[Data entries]
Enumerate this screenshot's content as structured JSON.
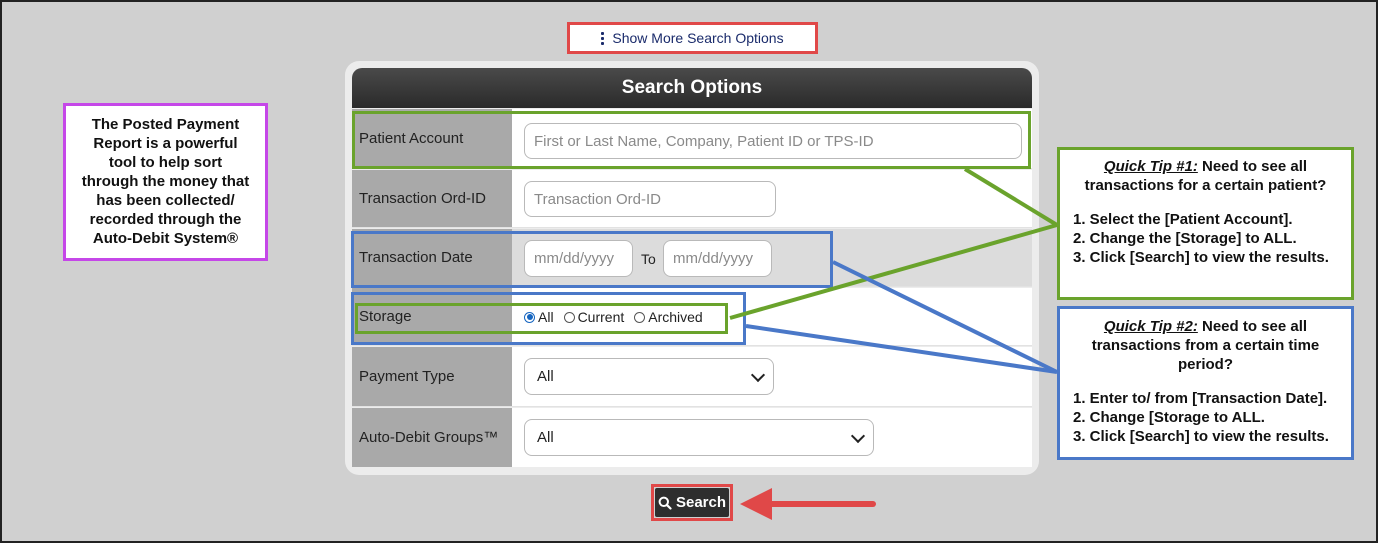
{
  "top": {
    "show_more_label": "Show More Search Options"
  },
  "panel": {
    "title": "Search Options",
    "rows": {
      "patient_account": {
        "label": "Patient Account",
        "placeholder": "First or Last Name, Company, Patient ID or TPS-ID"
      },
      "transaction_ord_id": {
        "label": "Transaction Ord-ID",
        "placeholder": "Transaction Ord-ID"
      },
      "transaction_date": {
        "label": "Transaction Date",
        "from_placeholder": "mm/dd/yyyy",
        "to_label": "To",
        "to_placeholder": "mm/dd/yyyy"
      },
      "storage": {
        "label": "Storage",
        "options": [
          "All",
          "Current",
          "Archived"
        ],
        "selected": "All"
      },
      "payment_type": {
        "label": "Payment Type",
        "value": "All"
      },
      "auto_debit_groups": {
        "label": "Auto-Debit Groups™",
        "value": "All"
      }
    }
  },
  "search_button": {
    "label": "Search"
  },
  "notes": {
    "posted_payment": "The Posted Payment Report is a powerful tool to help sort through the money that has been collected/ recorded through the Auto-Debit System®",
    "tip1": {
      "title": "Quick Tip #1:",
      "text": " Need to see all transactions for a certain patient?",
      "steps": [
        "1. Select the [Patient Account].",
        "2. Change the [Storage] to ALL.",
        "3. Click [Search] to view the results."
      ]
    },
    "tip2": {
      "title": "Quick Tip #2:",
      "text": " Need to see all transactions from a certain time period?",
      "steps": [
        "1. Enter to/ from [Transaction Date].",
        "2. Change [Storage to ALL.",
        "3. Click [Search] to view the results."
      ]
    }
  },
  "colors": {
    "green": "#6aa32c",
    "blue": "#4a78c8",
    "red": "#e04848",
    "purple": "#c547e8"
  }
}
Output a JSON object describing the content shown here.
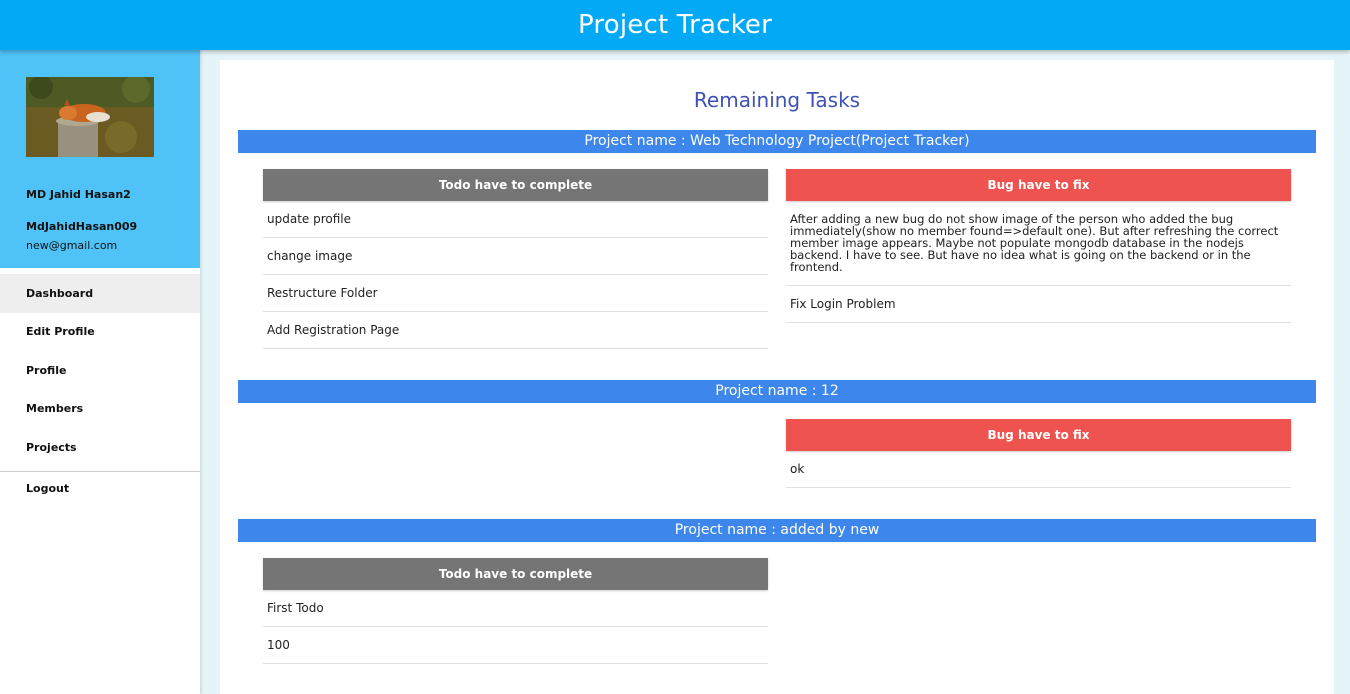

▸ Given problem
Transcribe every line from the records above without alteration, and leave out the images.

▸ Exercise output
Enumerate this screenshot's content as structured JSON.
{
  "top": {
    "show_more_label": "Show More Search Options"
  },
  "panel": {
    "title": "Search Options",
    "rows": {
      "patient_account": {
        "label": "Patient Account",
        "placeholder": "First or Last Name, Company, Patient ID or TPS-ID"
      },
      "transaction_ord_id": {
        "label": "Transaction Ord-ID",
        "placeholder": "Transaction Ord-ID"
      },
      "transaction_date": {
        "label": "Transaction Date",
        "from_placeholder": "mm/dd/yyyy",
        "to_label": "To",
        "to_placeholder": "mm/dd/yyyy"
      },
      "storage": {
        "label": "Storage",
        "options": [
          "All",
          "Current",
          "Archived"
        ],
        "selected": "All"
      },
      "payment_type": {
        "label": "Payment Type",
        "value": "All"
      },
      "auto_debit_groups": {
        "label": "Auto-Debit Groups™",
        "value": "All"
      }
    }
  },
  "search_button": {
    "label": "Search"
  },
  "notes": {
    "posted_payment": "The Posted Payment Report is a powerful tool to help sort through the money that has been collected/ recorded through the Auto-Debit System®",
    "tip1": {
      "title": "Quick Tip #1:",
      "text": " Need to see all transactions for a certain patient?",
      "steps": [
        "1. Select the [Patient Account].",
        "2. Change the [Storage] to ALL.",
        "3. Click [Search] to view the results."
      ]
    },
    "tip2": {
      "title": "Quick Tip #2:",
      "text": " Need to see all transactions from a certain time period?",
      "steps": [
        "1. Enter to/ from [Transaction Date].",
        "2. Change [Storage to ALL.",
        "3. Click [Search] to view the results."
      ]
    }
  },
  "colors": {
    "green": "#6aa32c",
    "blue": "#4a78c8",
    "red": "#e04848",
    "purple": "#c547e8"
  }
}
Output a JSON object describing the content shown here.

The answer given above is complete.